What you have to do
Retype the material word for word.

Figure data in JSON:
========================

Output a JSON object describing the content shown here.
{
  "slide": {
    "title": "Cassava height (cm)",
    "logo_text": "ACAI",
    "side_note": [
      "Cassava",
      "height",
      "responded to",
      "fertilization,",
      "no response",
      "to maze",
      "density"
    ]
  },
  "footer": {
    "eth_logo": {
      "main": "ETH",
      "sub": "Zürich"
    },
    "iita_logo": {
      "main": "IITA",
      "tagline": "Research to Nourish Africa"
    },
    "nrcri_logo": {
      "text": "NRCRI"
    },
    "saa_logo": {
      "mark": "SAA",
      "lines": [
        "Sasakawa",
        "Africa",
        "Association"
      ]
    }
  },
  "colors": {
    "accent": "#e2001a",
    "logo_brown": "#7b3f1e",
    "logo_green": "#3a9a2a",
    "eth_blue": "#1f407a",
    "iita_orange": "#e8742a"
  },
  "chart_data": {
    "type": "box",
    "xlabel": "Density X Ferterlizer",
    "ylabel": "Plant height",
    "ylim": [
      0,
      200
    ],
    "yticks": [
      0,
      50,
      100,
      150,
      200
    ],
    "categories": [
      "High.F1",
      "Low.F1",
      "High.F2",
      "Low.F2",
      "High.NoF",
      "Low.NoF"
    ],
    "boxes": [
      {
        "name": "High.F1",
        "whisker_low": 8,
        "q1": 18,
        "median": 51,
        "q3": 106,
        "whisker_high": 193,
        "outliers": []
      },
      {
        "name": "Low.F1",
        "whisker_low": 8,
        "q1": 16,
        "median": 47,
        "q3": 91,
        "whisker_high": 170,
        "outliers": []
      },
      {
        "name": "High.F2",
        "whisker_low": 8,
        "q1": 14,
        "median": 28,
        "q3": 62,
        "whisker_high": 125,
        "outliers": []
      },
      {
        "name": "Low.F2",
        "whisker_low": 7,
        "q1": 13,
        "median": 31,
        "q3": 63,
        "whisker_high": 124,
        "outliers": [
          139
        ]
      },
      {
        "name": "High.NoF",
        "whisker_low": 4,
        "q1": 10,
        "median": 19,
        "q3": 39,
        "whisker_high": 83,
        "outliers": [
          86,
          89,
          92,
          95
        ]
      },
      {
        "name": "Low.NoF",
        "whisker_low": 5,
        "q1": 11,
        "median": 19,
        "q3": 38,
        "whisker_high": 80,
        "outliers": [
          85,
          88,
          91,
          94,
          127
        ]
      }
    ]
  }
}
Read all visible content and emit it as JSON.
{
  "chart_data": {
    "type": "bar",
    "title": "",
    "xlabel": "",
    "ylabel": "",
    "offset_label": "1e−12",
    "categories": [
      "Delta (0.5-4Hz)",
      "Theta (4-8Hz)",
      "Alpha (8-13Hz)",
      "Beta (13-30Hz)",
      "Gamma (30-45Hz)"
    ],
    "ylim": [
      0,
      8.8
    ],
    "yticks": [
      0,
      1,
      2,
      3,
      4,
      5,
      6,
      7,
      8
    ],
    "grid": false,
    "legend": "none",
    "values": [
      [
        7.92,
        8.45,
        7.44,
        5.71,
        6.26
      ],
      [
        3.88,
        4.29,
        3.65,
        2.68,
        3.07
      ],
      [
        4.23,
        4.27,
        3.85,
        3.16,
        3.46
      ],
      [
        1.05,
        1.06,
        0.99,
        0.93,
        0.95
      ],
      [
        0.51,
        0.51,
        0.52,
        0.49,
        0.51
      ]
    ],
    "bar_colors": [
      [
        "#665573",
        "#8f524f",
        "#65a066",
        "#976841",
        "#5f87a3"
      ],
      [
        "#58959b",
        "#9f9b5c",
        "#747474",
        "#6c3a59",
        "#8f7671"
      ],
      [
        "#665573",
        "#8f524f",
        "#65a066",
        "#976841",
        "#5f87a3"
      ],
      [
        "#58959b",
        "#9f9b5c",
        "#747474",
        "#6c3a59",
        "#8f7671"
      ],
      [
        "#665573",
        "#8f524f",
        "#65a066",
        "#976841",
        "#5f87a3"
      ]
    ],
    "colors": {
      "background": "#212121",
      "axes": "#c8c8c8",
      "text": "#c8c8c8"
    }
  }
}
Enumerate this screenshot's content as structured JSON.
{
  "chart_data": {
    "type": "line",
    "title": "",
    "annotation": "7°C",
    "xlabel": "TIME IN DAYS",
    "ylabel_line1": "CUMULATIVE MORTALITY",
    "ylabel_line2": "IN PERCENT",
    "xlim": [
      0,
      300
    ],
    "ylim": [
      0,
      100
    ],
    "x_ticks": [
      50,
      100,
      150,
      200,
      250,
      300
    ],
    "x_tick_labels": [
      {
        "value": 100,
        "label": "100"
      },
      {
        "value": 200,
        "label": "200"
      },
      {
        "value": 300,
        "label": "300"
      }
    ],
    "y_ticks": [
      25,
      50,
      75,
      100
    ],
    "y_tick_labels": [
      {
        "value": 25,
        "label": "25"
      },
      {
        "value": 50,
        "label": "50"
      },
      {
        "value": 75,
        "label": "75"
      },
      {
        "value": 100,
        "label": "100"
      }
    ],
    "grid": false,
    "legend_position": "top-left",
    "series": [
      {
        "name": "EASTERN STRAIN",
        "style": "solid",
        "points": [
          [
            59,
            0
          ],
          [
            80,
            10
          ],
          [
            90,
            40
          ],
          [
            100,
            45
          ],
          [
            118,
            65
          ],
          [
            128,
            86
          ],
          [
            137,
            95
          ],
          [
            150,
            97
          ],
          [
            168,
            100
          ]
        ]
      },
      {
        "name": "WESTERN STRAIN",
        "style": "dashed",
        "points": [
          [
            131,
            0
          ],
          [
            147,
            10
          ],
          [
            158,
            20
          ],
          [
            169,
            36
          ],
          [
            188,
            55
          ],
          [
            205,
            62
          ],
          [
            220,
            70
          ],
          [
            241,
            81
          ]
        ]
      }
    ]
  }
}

========================

Exercise answer
Output a JSON object describing the content shown here.
{
  "slide": {
    "title": "Cassava height (cm)",
    "logo_text": "ACAI",
    "side_note": [
      "Cassava",
      "height",
      "responded to",
      "fertilization,",
      "no response",
      "to maze",
      "density"
    ]
  },
  "footer": {
    "eth_logo": {
      "main": "ETH",
      "sub": "Zürich"
    },
    "iita_logo": {
      "main": "IITA",
      "tagline": "Research to Nourish Africa"
    },
    "nrcri_logo": {
      "text": "NRCRI"
    },
    "saa_logo": {
      "mark": "SAA",
      "lines": [
        "Sasakawa",
        "Africa",
        "Association"
      ]
    }
  },
  "colors": {
    "accent": "#e2001a",
    "logo_brown": "#7b3f1e",
    "logo_green": "#3a9a2a",
    "eth_blue": "#1f407a",
    "iita_orange": "#e8742a"
  },
  "chart_data": {
    "type": "box",
    "xlabel": "Density X Ferterlizer",
    "ylabel": "Plant height",
    "ylim": [
      0,
      200
    ],
    "yticks": [
      0,
      50,
      100,
      150,
      200
    ],
    "categories": [
      "High.F1",
      "Low.F1",
      "High.F2",
      "Low.F2",
      "High.NoF",
      "Low.NoF"
    ],
    "boxes": [
      {
        "name": "High.F1",
        "whisker_low": 8,
        "q1": 18,
        "median": 51,
        "q3": 106,
        "whisker_high": 193,
        "outliers": []
      },
      {
        "name": "Low.F1",
        "whisker_low": 8,
        "q1": 16,
        "median": 47,
        "q3": 91,
        "whisker_high": 170,
        "outliers": []
      },
      {
        "name": "High.F2",
        "whisker_low": 8,
        "q1": 14,
        "median": 28,
        "q3": 62,
        "whisker_high": 125,
        "outliers": []
      },
      {
        "name": "Low.F2",
        "whisker_low": 7,
        "q1": 13,
        "median": 31,
        "q3": 63,
        "whisker_high": 124,
        "outliers": [
          139
        ]
      },
      {
        "name": "High.NoF",
        "whisker_low": 4,
        "q1": 10,
        "median": 19,
        "q3": 39,
        "whisker_high": 83,
        "outliers": [
          86,
          89,
          92,
          95
        ]
      },
      {
        "name": "Low.NoF",
        "whisker_low": 5,
        "q1": 11,
        "median": 19,
        "q3": 38,
        "whisker_high": 80,
        "outliers": [
          85,
          88,
          91,
          94,
          127
        ]
      }
    ]
  }
}
Read all visible content and emit it as JSON.
{
  "chart_data": {
    "type": "bar",
    "title": "",
    "xlabel": "",
    "ylabel": "",
    "offset_label": "1e−12",
    "categories": [
      "Delta (0.5-4Hz)",
      "Theta (4-8Hz)",
      "Alpha (8-13Hz)",
      "Beta (13-30Hz)",
      "Gamma (30-45Hz)"
    ],
    "ylim": [
      0,
      8.8
    ],
    "yticks": [
      0,
      1,
      2,
      3,
      4,
      5,
      6,
      7,
      8
    ],
    "grid": false,
    "legend": "none",
    "values": [
      [
        7.92,
        8.45,
        7.44,
        5.71,
        6.26
      ],
      [
        3.88,
        4.29,
        3.65,
        2.68,
        3.07
      ],
      [
        4.23,
        4.27,
        3.85,
        3.16,
        3.46
      ],
      [
        1.05,
        1.06,
        0.99,
        0.93,
        0.95
      ],
      [
        0.51,
        0.51,
        0.52,
        0.49,
        0.51
      ]
    ],
    "bar_colors": [
      [
        "#665573",
        "#8f524f",
        "#65a066",
        "#976841",
        "#5f87a3"
      ],
      [
        "#58959b",
        "#9f9b5c",
        "#747474",
        "#6c3a59",
        "#8f7671"
      ],
      [
        "#665573",
        "#8f524f",
        "#65a066",
        "#976841",
        "#5f87a3"
      ],
      [
        "#58959b",
        "#9f9b5c",
        "#747474",
        "#6c3a59",
        "#8f7671"
      ],
      [
        "#665573",
        "#8f524f",
        "#65a066",
        "#976841",
        "#5f87a3"
      ]
    ],
    "colors": {
      "background": "#212121",
      "axes": "#c8c8c8",
      "text": "#c8c8c8"
    }
  }
}
Enumerate this screenshot's content as structured JSON.
{
  "chart_data": {
    "type": "line",
    "title": "",
    "annotation": "7°C",
    "xlabel": "TIME IN DAYS",
    "ylabel_line1": "CUMULATIVE MORTALITY",
    "ylabel_line2": "IN PERCENT",
    "xlim": [
      0,
      300
    ],
    "ylim": [
      0,
      100
    ],
    "x_ticks": [
      50,
      100,
      150,
      200,
      250,
      300
    ],
    "x_tick_labels": [
      {
        "value": 100,
        "label": "100"
      },
      {
        "value": 200,
        "label": "200"
      },
      {
        "value": 300,
        "label": "300"
      }
    ],
    "y_ticks": [
      25,
      50,
      75,
      100
    ],
    "y_tick_labels": [
      {
        "value": 25,
        "label": "25"
      },
      {
        "value": 50,
        "label": "50"
      },
      {
        "value": 75,
        "label": "75"
      },
      {
        "value": 100,
        "label": "100"
      }
    ],
    "grid": false,
    "legend_position": "top-left",
    "series": [
      {
        "name": "EASTERN STRAIN",
        "style": "solid",
        "points": [
          [
            59,
            0
          ],
          [
            80,
            10
          ],
          [
            90,
            40
          ],
          [
            100,
            45
          ],
          [
            118,
            65
          ],
          [
            128,
            86
          ],
          [
            137,
            95
          ],
          [
            150,
            97
          ],
          [
            168,
            100
          ]
        ]
      },
      {
        "name": "WESTERN STRAIN",
        "style": "dashed",
        "points": [
          [
            131,
            0
          ],
          [
            147,
            10
          ],
          [
            158,
            20
          ],
          [
            169,
            36
          ],
          [
            188,
            55
          ],
          [
            205,
            62
          ],
          [
            220,
            70
          ],
          [
            241,
            81
          ]
        ]
      }
    ]
  }
}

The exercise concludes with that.